>> Begin Data shown
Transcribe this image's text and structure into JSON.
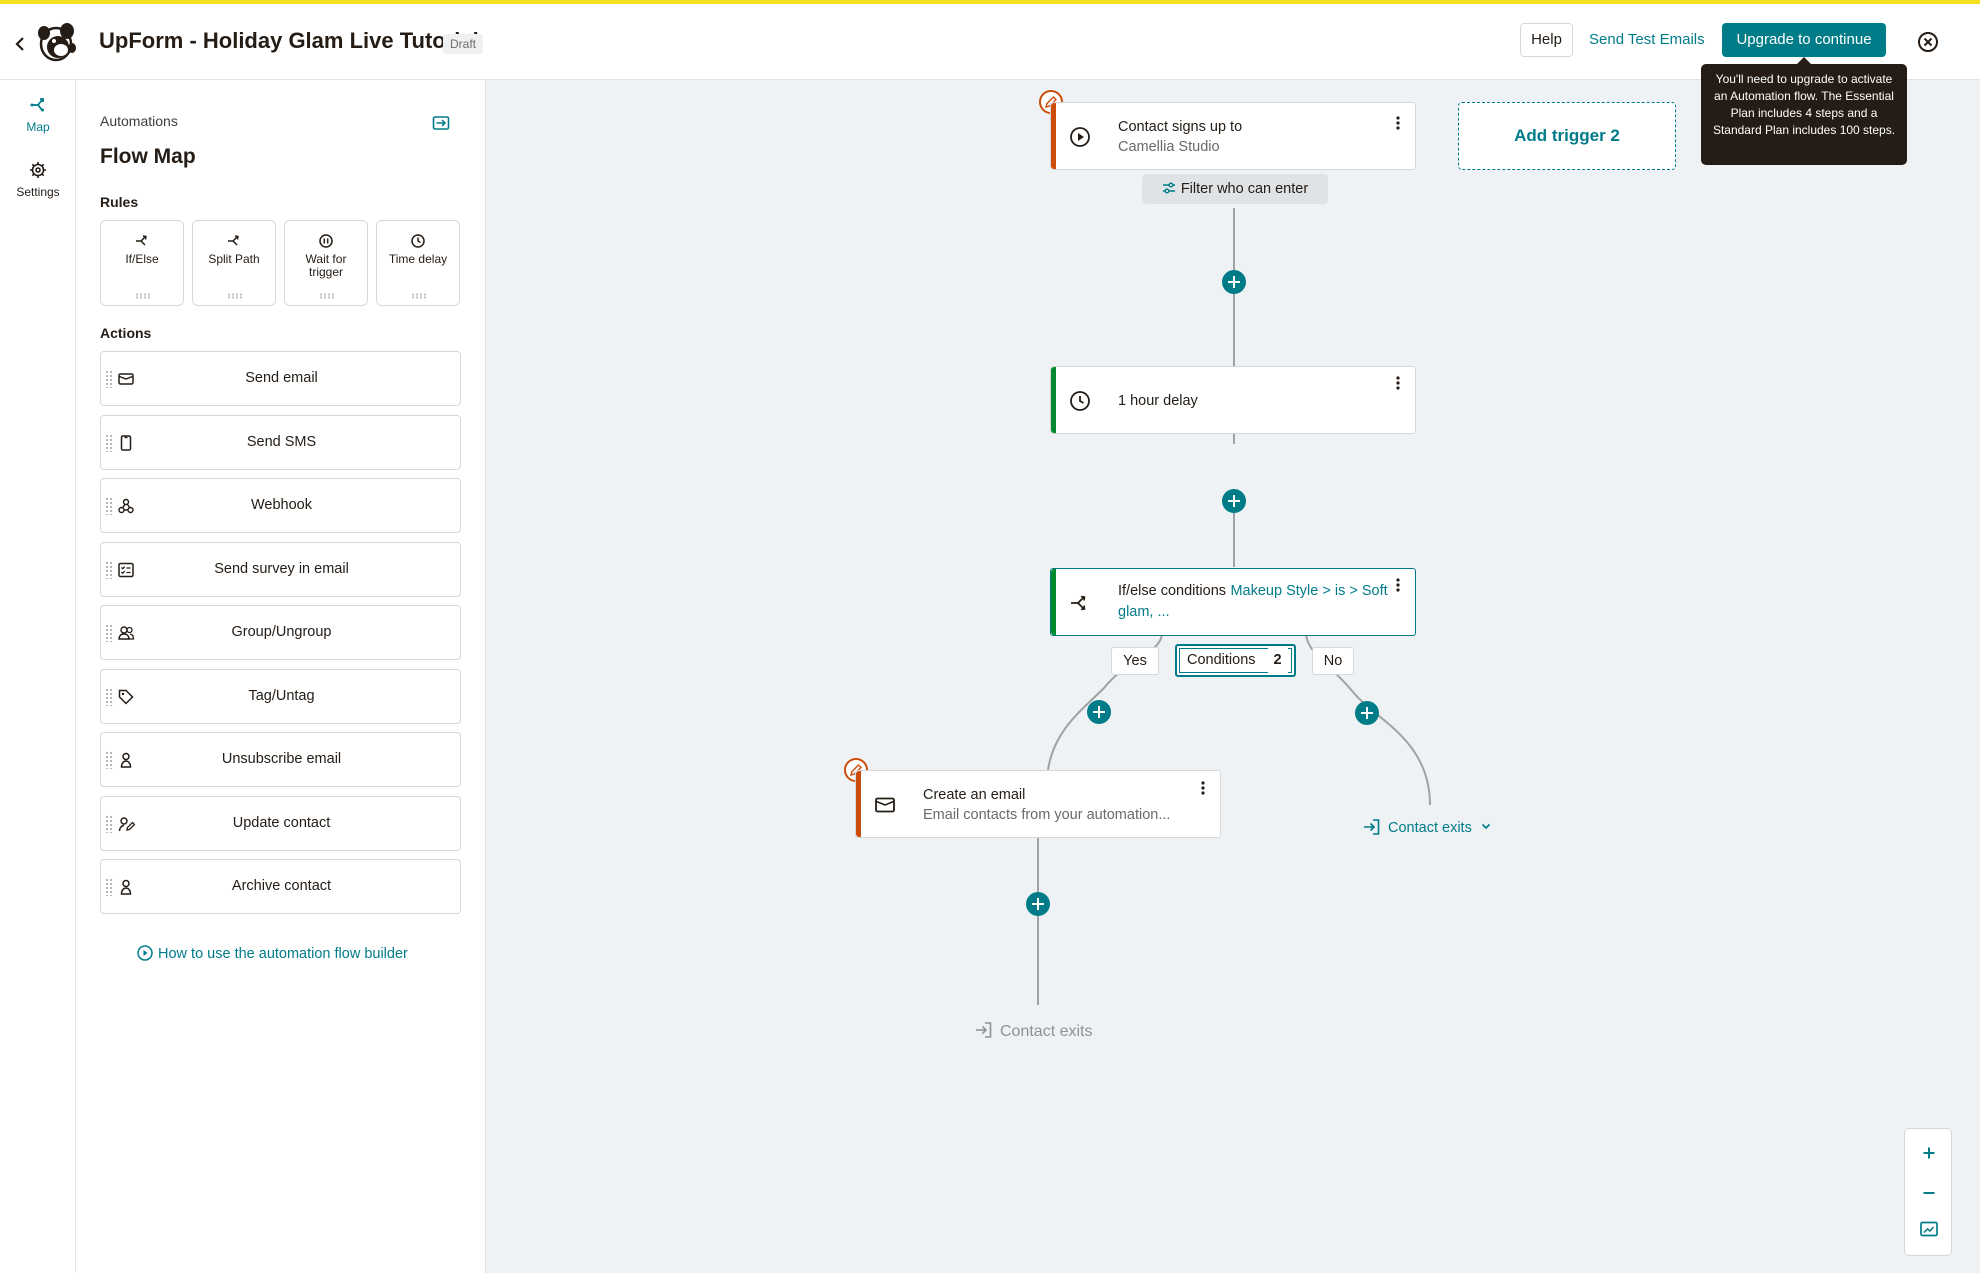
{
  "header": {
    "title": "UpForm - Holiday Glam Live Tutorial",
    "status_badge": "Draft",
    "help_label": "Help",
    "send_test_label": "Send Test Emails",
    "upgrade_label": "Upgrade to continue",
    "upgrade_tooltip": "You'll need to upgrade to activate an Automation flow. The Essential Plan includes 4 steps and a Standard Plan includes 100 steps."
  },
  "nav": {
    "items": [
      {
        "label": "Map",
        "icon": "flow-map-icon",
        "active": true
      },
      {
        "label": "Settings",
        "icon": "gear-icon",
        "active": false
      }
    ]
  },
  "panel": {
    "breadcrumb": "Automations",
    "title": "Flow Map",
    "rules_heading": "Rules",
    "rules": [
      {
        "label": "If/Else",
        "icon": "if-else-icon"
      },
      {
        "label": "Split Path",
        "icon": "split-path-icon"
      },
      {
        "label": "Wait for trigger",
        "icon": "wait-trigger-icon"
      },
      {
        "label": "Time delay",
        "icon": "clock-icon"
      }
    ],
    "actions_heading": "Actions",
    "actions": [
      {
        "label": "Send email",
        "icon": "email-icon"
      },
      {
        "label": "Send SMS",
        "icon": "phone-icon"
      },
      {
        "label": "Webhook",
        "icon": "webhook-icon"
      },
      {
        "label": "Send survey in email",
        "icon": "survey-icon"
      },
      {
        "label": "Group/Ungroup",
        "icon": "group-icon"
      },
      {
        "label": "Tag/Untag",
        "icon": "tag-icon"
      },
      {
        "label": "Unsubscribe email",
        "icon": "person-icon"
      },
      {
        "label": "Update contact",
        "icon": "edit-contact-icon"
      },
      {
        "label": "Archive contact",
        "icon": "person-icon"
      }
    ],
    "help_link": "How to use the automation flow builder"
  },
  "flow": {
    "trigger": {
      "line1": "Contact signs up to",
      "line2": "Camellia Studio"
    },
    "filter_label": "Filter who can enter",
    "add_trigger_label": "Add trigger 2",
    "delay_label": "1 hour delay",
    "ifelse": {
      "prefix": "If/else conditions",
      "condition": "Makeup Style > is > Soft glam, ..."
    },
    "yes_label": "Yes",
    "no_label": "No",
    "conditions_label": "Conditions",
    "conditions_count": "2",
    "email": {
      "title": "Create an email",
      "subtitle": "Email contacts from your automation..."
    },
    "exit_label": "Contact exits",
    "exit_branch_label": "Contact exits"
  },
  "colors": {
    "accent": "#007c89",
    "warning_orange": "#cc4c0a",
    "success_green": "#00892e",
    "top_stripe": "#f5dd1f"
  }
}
>> End Data shown
> **Task requirements**
Write out the entries above verbatim; the pictures do not belong in your copy.

> **Task answer**
Transcribe this image's text and structure into JSON.
{
  "header": {
    "title": "UpForm - Holiday Glam Live Tutorial",
    "status_badge": "Draft",
    "help_label": "Help",
    "send_test_label": "Send Test Emails",
    "upgrade_label": "Upgrade to continue",
    "upgrade_tooltip": "You'll need to upgrade to activate an Automation flow. The Essential Plan includes 4 steps and a Standard Plan includes 100 steps."
  },
  "nav": {
    "items": [
      {
        "label": "Map",
        "icon": "flow-map-icon",
        "active": true
      },
      {
        "label": "Settings",
        "icon": "gear-icon",
        "active": false
      }
    ]
  },
  "panel": {
    "breadcrumb": "Automations",
    "title": "Flow Map",
    "rules_heading": "Rules",
    "rules": [
      {
        "label": "If/Else",
        "icon": "if-else-icon"
      },
      {
        "label": "Split Path",
        "icon": "split-path-icon"
      },
      {
        "label": "Wait for trigger",
        "icon": "wait-trigger-icon"
      },
      {
        "label": "Time delay",
        "icon": "clock-icon"
      }
    ],
    "actions_heading": "Actions",
    "actions": [
      {
        "label": "Send email",
        "icon": "email-icon"
      },
      {
        "label": "Send SMS",
        "icon": "phone-icon"
      },
      {
        "label": "Webhook",
        "icon": "webhook-icon"
      },
      {
        "label": "Send survey in email",
        "icon": "survey-icon"
      },
      {
        "label": "Group/Ungroup",
        "icon": "group-icon"
      },
      {
        "label": "Tag/Untag",
        "icon": "tag-icon"
      },
      {
        "label": "Unsubscribe email",
        "icon": "person-icon"
      },
      {
        "label": "Update contact",
        "icon": "edit-contact-icon"
      },
      {
        "label": "Archive contact",
        "icon": "person-icon"
      }
    ],
    "help_link": "How to use the automation flow builder"
  },
  "flow": {
    "trigger": {
      "line1": "Contact signs up to",
      "line2": "Camellia Studio"
    },
    "filter_label": "Filter who can enter",
    "add_trigger_label": "Add trigger 2",
    "delay_label": "1 hour delay",
    "ifelse": {
      "prefix": "If/else conditions",
      "condition": "Makeup Style > is > Soft glam, ..."
    },
    "yes_label": "Yes",
    "no_label": "No",
    "conditions_label": "Conditions",
    "conditions_count": "2",
    "email": {
      "title": "Create an email",
      "subtitle": "Email contacts from your automation..."
    },
    "exit_label": "Contact exits",
    "exit_branch_label": "Contact exits"
  },
  "colors": {
    "accent": "#007c89",
    "warning_orange": "#cc4c0a",
    "success_green": "#00892e",
    "top_stripe": "#f5dd1f"
  }
}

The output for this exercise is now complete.